### [Exercise directions]
Your task is to quote the material that follows, in full and exactly.

(Items from a dataset)
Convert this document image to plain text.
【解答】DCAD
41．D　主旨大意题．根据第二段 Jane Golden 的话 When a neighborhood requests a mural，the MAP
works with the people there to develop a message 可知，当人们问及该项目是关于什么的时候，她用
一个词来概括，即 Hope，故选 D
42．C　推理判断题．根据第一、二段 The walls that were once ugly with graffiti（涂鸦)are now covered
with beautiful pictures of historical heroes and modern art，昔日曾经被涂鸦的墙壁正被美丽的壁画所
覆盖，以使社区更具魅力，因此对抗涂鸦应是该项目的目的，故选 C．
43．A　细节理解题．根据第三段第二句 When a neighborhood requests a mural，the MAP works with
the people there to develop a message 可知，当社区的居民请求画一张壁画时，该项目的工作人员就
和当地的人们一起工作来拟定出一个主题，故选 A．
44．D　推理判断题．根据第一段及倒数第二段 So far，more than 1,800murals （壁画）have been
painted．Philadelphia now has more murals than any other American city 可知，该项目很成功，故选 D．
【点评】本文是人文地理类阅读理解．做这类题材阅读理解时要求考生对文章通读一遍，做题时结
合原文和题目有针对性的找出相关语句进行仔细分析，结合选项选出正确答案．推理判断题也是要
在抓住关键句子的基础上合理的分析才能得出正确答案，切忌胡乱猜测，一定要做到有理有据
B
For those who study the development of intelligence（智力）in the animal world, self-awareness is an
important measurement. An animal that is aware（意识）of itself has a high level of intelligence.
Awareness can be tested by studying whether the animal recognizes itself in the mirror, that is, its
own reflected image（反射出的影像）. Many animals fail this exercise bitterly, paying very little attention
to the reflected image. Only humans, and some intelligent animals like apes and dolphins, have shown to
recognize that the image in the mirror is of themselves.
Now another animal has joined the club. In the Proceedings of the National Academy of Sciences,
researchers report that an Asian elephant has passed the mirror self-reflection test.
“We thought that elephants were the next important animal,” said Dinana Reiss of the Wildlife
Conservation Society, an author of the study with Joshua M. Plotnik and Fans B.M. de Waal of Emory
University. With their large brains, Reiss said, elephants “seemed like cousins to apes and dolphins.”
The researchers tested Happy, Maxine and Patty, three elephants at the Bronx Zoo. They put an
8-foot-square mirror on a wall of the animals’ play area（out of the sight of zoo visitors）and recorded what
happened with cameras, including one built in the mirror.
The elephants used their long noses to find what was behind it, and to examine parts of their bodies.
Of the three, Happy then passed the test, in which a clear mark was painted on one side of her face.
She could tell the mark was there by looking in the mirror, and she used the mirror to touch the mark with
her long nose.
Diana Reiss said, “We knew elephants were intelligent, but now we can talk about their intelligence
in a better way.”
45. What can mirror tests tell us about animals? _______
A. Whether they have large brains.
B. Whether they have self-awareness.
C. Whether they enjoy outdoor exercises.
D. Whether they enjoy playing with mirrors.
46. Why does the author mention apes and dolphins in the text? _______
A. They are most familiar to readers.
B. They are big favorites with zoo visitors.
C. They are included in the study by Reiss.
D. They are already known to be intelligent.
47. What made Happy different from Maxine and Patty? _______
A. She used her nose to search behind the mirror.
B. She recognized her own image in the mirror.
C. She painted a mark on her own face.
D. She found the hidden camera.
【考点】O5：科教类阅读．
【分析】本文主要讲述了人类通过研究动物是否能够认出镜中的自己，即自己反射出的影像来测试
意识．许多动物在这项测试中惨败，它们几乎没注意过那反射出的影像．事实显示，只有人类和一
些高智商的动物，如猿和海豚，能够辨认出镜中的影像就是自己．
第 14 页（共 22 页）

### [Result]
Convert this document image to plain text.
【解答】DCAD
41．D　主旨大意题．根据第二段 Jane Golden 的话 When a neighborhood requests a mural，the MAP
works with the people there to develop a message 可知，当人们问及该项目是关于什么的时候，她用
一个词来概括，即 Hope，故选 D
42．C　推理判断题．根据第一、二段 The walls that were once ugly with graffiti（涂鸦)are now covered
with beautiful pictures of historical heroes and modern art，昔日曾经被涂鸦的墙壁正被美丽的壁画所
覆盖，以使社区更具魅力，因此对抗涂鸦应是该项目的目的，故选 C．
43．A　细节理解题．根据第三段第二句 When a neighborhood requests a mural，the MAP works with
the people there to develop a message 可知，当社区的居民请求画一张壁画时，该项目的工作人员就
和当地的人们一起工作来拟定出一个主题，故选 A．
44．D　推理判断题．根据第一段及倒数第二段 So far，more than 1,800murals （壁画）have been
painted．Philadelphia now has more murals than any other American city 可知，该项目很成功，故选 D．
【点评】本文是人文地理类阅读理解．做这类题材阅读理解时要求考生对文章通读一遍，做题时结
合原文和题目有针对性的找出相关语句进行仔细分析，结合选项选出正确答案．推理判断题也是要
在抓住关键句子的基础上合理的分析才能得出正确答案，切忌胡乱猜测，一定要做到有理有据
B
For those who study the development of intelligence（智力）in the animal world, self-awareness is an
important measurement. An animal that is aware（意识）of itself has a high level of intelligence.
Awareness can be tested by studying whether the animal recognizes itself in the mirror, that is, its
own reflected image（反射出的影像）. Many animals fail this exercise bitterly, paying very little attention
to the reflected image. Only humans, and some intelligent animals like apes and dolphins, have shown to
recognize that the image in the mirror is of themselves.
Now another animal has joined the club. In the Proceedings of the National Academy of Sciences,
researchers report that an Asian elephant has passed the mirror self-reflection test.
“We thought that elephants were the next important animal,” said Dinana Reiss of the Wildlife
Conservation Society, an author of the study with Joshua M. Plotnik and Fans B.M. de Waal of Emory
University. With their large brains, Reiss said, elephants “seemed like cousins to apes and dolphins.”
The researchers tested Happy, Maxine and Patty, three elephants at the Bronx Zoo. They put an
8-foot-square mirror on a wall of the animals’ play area（out of the sight of zoo visitors）and recorded what
happened with cameras, including one built in the mirror.
The elephants used their long noses to find what was behind it, and to examine parts of their bodies.
Of the three, Happy then passed the test, in which a clear mark was painted on one side of her face.
She could tell the mark was there by looking in the mirror, and she used the mirror to touch the mark with
her long nose.
Diana Reiss said, “We knew elephants were intelligent, but now we can talk about their intelligence
in a better way.”
45. What can mirror tests tell us about animals? _______
A. Whether they have large brains.
B. Whether they have self-awareness.
C. Whether they enjoy outdoor exercises.
D. Whether they enjoy playing with mirrors.
46. Why does the author mention apes and dolphins in the text? _______
A. They are most familiar to readers.
B. They are big favorites with zoo visitors.
C. They are included in the study by Reiss.
D. They are already known to be intelligent.
47. What made Happy different from Maxine and Patty? _______
A. She used her nose to search behind the mirror.
B. She recognized her own image in the mirror.
C. She painted a mark on her own face.
D. She found the hidden camera.
【考点】O5：科教类阅读．
【分析】本文主要讲述了人类通过研究动物是否能够认出镜中的自己，即自己反射出的影像来测试
意识．许多动物在这项测试中惨败，它们几乎没注意过那反射出的影像．事实显示，只有人类和一
些高智商的动物，如猿和海豚，能够辨认出镜中的影像就是自己．
第 14 页（共 22 页）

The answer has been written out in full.